Copy the lines below as they are; omit the images they contain.

= = = =

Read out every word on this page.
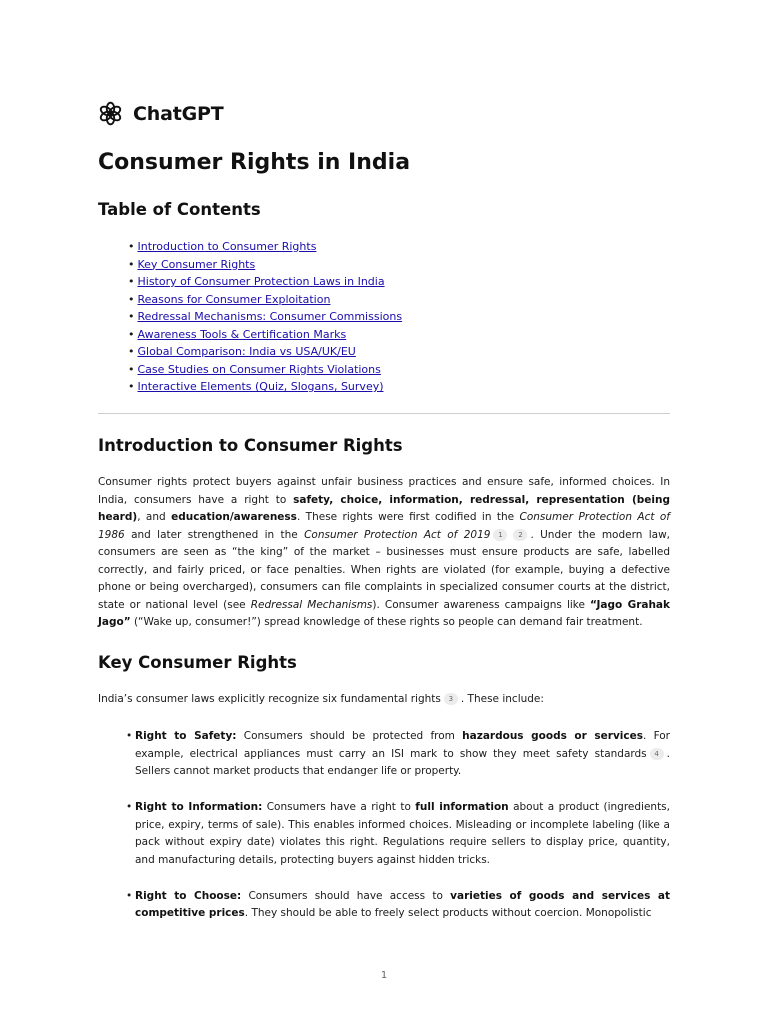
ChatGPT
Consumer Rights in India
Table of Contents
• Introduction to Consumer Rights
• Key Consumer Rights
• History of Consumer Protection Laws in India
• Reasons for Consumer Exploitation
• Redressal Mechanisms: Consumer Commissions
• Awareness Tools & Certification Marks
• Global Comparison: India vs USA/UK/EU
• Case Studies on Consumer Rights Violations
• Interactive Elements (Quiz, Slogans, Survey)
Introduction to Consumer Rights

Consumer rights protect buyers against unfair business practices and ensure safe, informed choices. In India, consumers have a right to safety, choice, information, redressal, representation (being heard), and education/awareness. These rights were first codified in the Consumer Protection Act of 1986 and later strengthened in the Consumer Protection Act of 2019 1 2 . Under the modern law, consumers are seen as “the king” of the market – businesses must ensure products are safe, labelled correctly, and fairly priced, or face penalties. When rights are violated (for example, buying a defective phone or being overcharged), consumers can file complaints in specialized consumer courts at the district, state or national level (see Redressal Mechanisms). Consumer awareness campaigns like “Jago Grahak Jago” (“Wake up, consumer!”) spread knowledge of these rights so people can demand fair treatment.

Key Consumer Rights

India’s consumer laws explicitly recognize six fundamental rights 3 . These include:

• Right to Safety: Consumers should be protected from hazardous goods or services. For example, electrical appliances must carry an ISI mark to show they meet safety standards 4 . Sellers cannot market products that endanger life or property.
• Right to Information: Consumers have a right to full information about a product (ingredients, price, expiry, terms of sale). This enables informed choices. Misleading or incomplete labeling (like a pack without expiry date) violates this right. Regulations require sellers to display price, quantity, and manufacturing details, protecting buyers against hidden tricks.
• Right to Choose: Consumers should have access to varieties of goods and services at competitive prices. They should be able to freely select products without coercion. Monopolistic
1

= = = =

_Output of the exercise:_
Read out every word on this page.
ChatGPT
Consumer Rights in India
Table of Contents
• Introduction to Consumer Rights
• Key Consumer Rights
• History of Consumer Protection Laws in India
• Reasons for Consumer Exploitation
• Redressal Mechanisms: Consumer Commissions
• Awareness Tools & Certification Marks
• Global Comparison: India vs USA/UK/EU
• Case Studies on Consumer Rights Violations
• Interactive Elements (Quiz, Slogans, Survey)
Introduction to Consumer Rights

Consumer rights protect buyers against unfair business practices and ensure safe, informed choices. In India, consumers have a right to safety, choice, information, redressal, representation (being heard), and education/awareness. These rights were first codified in the Consumer Protection Act of 1986 and later strengthened in the Consumer Protection Act of 2019 1 2 . Under the modern law, consumers are seen as “the king” of the market – businesses must ensure products are safe, labelled correctly, and fairly priced, or face penalties. When rights are violated (for example, buying a defective phone or being overcharged), consumers can file complaints in specialized consumer courts at the district, state or national level (see Redressal Mechanisms). Consumer awareness campaigns like “Jago Grahak Jago” (“Wake up, consumer!”) spread knowledge of these rights so people can demand fair treatment.

Key Consumer Rights

India’s consumer laws explicitly recognize six fundamental rights 3 . These include:

• Right to Safety: Consumers should be protected from hazardous goods or services. For example, electrical appliances must carry an ISI mark to show they meet safety standards 4 . Sellers cannot market products that endanger life or property.
• Right to Information: Consumers have a right to full information about a product (ingredients, price, expiry, terms of sale). This enables informed choices. Misleading or incomplete labeling (like a pack without expiry date) violates this right. Regulations require sellers to display price, quantity, and manufacturing details, protecting buyers against hidden tricks.
• Right to Choose: Consumers should have access to varieties of goods and services at competitive prices. They should be able to freely select products without coercion. Monopolistic
1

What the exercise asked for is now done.